§ **Provided material**
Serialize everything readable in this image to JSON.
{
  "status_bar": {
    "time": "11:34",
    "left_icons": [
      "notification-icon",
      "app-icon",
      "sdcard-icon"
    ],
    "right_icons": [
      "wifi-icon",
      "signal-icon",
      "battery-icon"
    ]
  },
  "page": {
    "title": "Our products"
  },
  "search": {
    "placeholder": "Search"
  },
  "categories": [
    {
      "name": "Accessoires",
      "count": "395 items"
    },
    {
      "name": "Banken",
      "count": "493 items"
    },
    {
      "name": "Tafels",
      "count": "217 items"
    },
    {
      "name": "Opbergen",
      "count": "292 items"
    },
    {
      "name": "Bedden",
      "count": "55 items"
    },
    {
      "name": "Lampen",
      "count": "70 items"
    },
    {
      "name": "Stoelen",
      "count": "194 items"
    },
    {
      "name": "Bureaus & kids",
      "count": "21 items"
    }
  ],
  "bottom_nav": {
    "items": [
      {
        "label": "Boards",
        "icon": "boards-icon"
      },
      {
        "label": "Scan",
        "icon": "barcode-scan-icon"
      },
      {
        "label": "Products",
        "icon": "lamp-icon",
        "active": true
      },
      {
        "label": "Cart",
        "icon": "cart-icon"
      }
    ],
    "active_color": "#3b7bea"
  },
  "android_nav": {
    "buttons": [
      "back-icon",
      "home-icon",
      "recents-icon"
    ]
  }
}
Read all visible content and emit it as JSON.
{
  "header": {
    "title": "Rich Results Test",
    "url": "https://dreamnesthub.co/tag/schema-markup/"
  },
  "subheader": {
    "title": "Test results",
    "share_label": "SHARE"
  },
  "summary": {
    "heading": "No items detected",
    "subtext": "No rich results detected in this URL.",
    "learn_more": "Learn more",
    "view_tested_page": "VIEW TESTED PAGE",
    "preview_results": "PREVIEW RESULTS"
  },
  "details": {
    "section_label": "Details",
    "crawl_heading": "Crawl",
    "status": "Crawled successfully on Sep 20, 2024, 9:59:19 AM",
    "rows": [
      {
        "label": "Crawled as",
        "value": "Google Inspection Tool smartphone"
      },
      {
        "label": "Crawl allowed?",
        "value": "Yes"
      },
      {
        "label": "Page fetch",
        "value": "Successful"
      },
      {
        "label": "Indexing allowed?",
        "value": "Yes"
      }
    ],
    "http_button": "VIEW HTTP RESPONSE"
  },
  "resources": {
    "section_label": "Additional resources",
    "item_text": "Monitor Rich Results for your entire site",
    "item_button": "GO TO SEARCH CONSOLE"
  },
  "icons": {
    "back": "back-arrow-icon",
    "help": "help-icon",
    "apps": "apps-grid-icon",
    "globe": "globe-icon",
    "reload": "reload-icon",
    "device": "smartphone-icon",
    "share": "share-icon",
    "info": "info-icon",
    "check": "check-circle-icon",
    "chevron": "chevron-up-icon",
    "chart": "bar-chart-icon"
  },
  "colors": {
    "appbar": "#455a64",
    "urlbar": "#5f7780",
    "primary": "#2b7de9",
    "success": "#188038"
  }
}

§ **Your instructions**
Find and copy each line above that includes the string "detected".

§ **Task response**
    "heading": "No items detected",
    "subtext": "No rich results detected in this URL.",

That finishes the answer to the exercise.